- STATED GOAL
Repeat each record exactly as written, and drop any images.

Stored records:
---------------

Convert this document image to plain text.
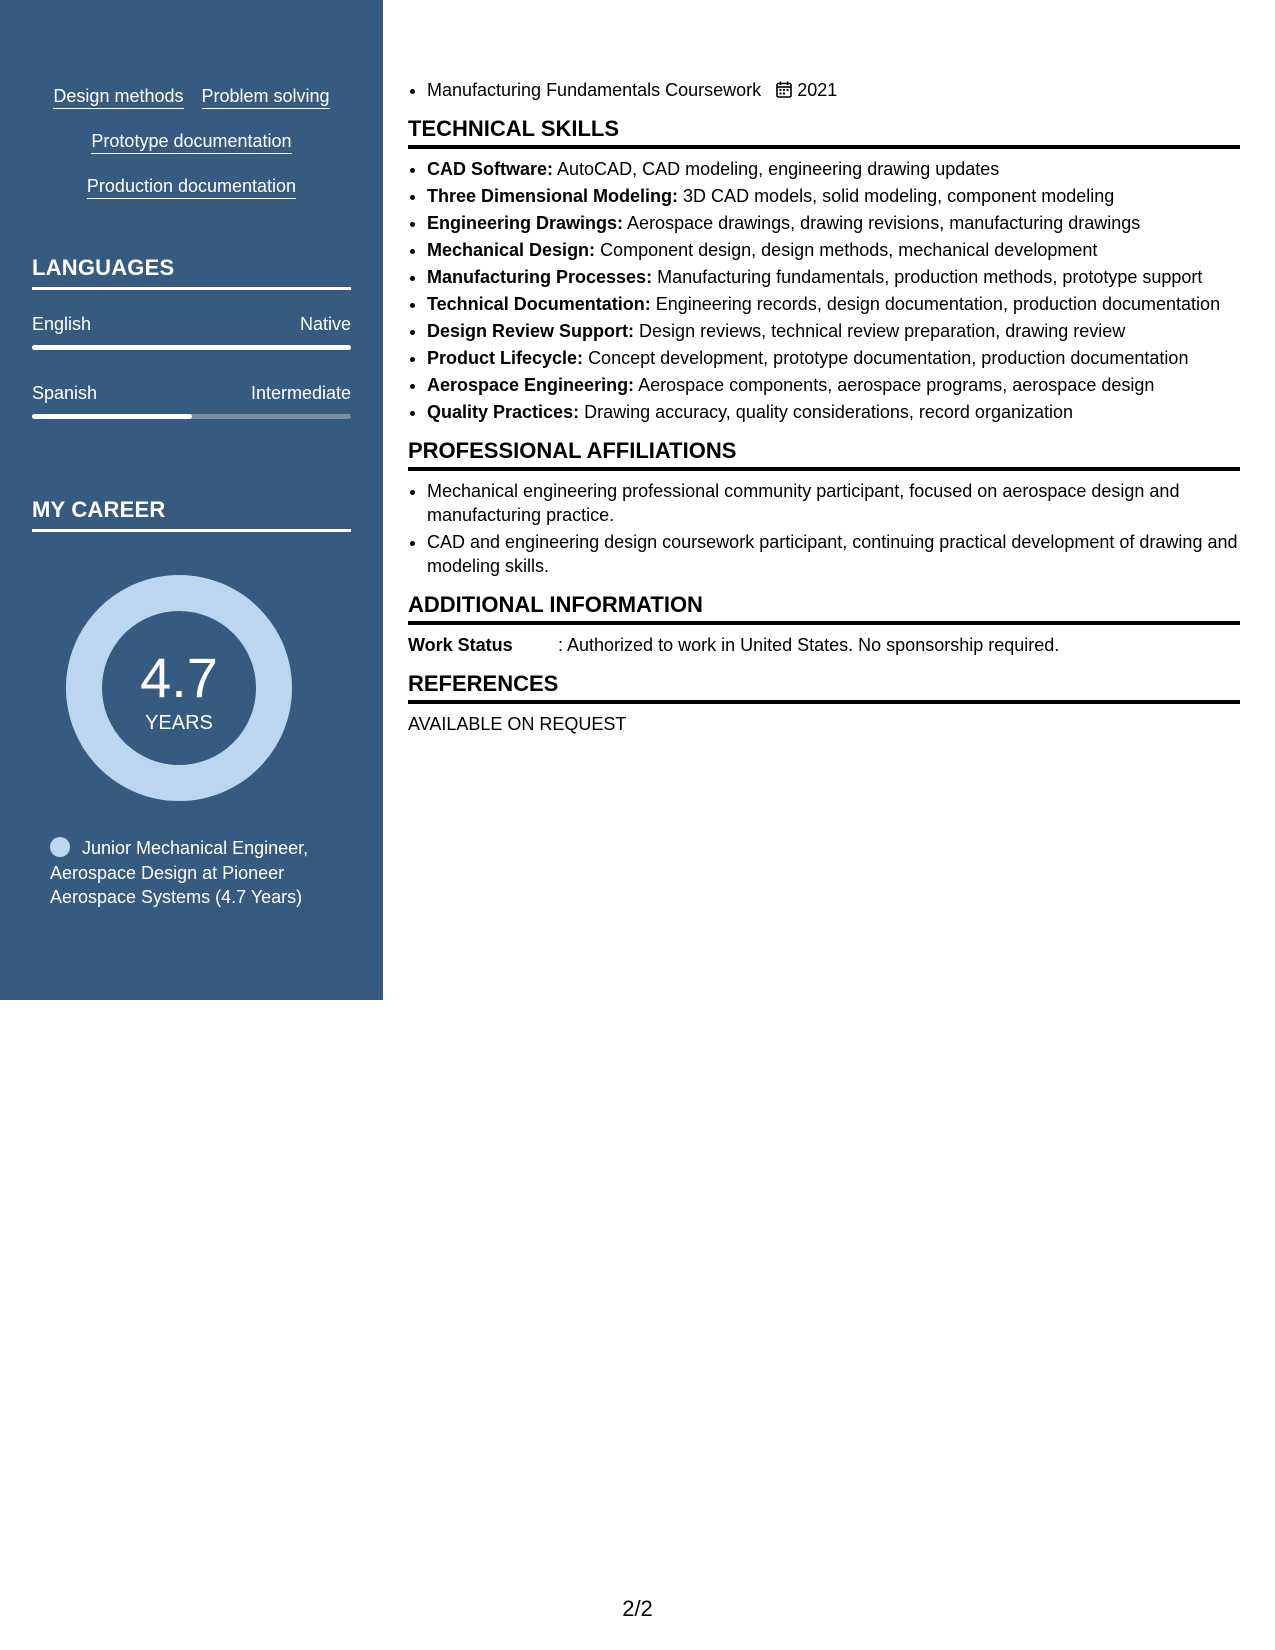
Design methods Problem solving
Prototype documentation
Production documentation
LANGUAGES
English	Native
Spanish	Intermediate
MY CAREER
4.7
YEARS
Junior Mechanical Engineer, Aerospace Design at Pioneer Aerospace Systems (4.7 Years)
• Manufacturing Fundamentals Coursework 2021
TECHNICAL SKILLS
• CAD Software: AutoCAD, CAD modeling, engineering drawing updates
• Three Dimensional Modeling: 3D CAD models, solid modeling, component modeling
• Engineering Drawings: Aerospace drawings, drawing revisions, manufacturing drawings
• Mechanical Design: Component design, design methods, mechanical development
• Manufacturing Processes: Manufacturing fundamentals, production methods, prototype support
• Technical Documentation: Engineering records, design documentation, production documentation
• Design Review Support: Design reviews, technical review preparation, drawing review
• Product Lifecycle: Concept development, prototype documentation, production documentation
• Aerospace Engineering: Aerospace components, aerospace programs, aerospace design
• Quality Practices: Drawing accuracy, quality considerations, record organization
PROFESSIONAL AFFILIATIONS
• Mechanical engineering professional community participant, focused on aerospace design and manufacturing practice.
• CAD and engineering design coursework participant, continuing practical development of drawing and modeling skills.
ADDITIONAL INFORMATION
Work Status	: Authorized to work in United States. No sponsorship required.
REFERENCES
AVAILABLE ON REQUEST
2/2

---------------

- FINISHED ANSWER
Convert this document image to plain text.
Design methods Problem solving
Prototype documentation
Production documentation
LANGUAGES
English	Native
Spanish	Intermediate
MY CAREER
4.7
YEARS
Junior Mechanical Engineer, Aerospace Design at Pioneer Aerospace Systems (4.7 Years)
• Manufacturing Fundamentals Coursework 2021
TECHNICAL SKILLS
• CAD Software: AutoCAD, CAD modeling, engineering drawing updates
• Three Dimensional Modeling: 3D CAD models, solid modeling, component modeling
• Engineering Drawings: Aerospace drawings, drawing revisions, manufacturing drawings
• Mechanical Design: Component design, design methods, mechanical development
• Manufacturing Processes: Manufacturing fundamentals, production methods, prototype support
• Technical Documentation: Engineering records, design documentation, production documentation
• Design Review Support: Design reviews, technical review preparation, drawing review
• Product Lifecycle: Concept development, prototype documentation, production documentation
• Aerospace Engineering: Aerospace components, aerospace programs, aerospace design
• Quality Practices: Drawing accuracy, quality considerations, record organization
PROFESSIONAL AFFILIATIONS
• Mechanical engineering professional community participant, focused on aerospace design and manufacturing practice.
• CAD and engineering design coursework participant, continuing practical development of drawing and modeling skills.
ADDITIONAL INFORMATION
Work Status	: Authorized to work in United States. No sponsorship required.
REFERENCES
AVAILABLE ON REQUEST
2/2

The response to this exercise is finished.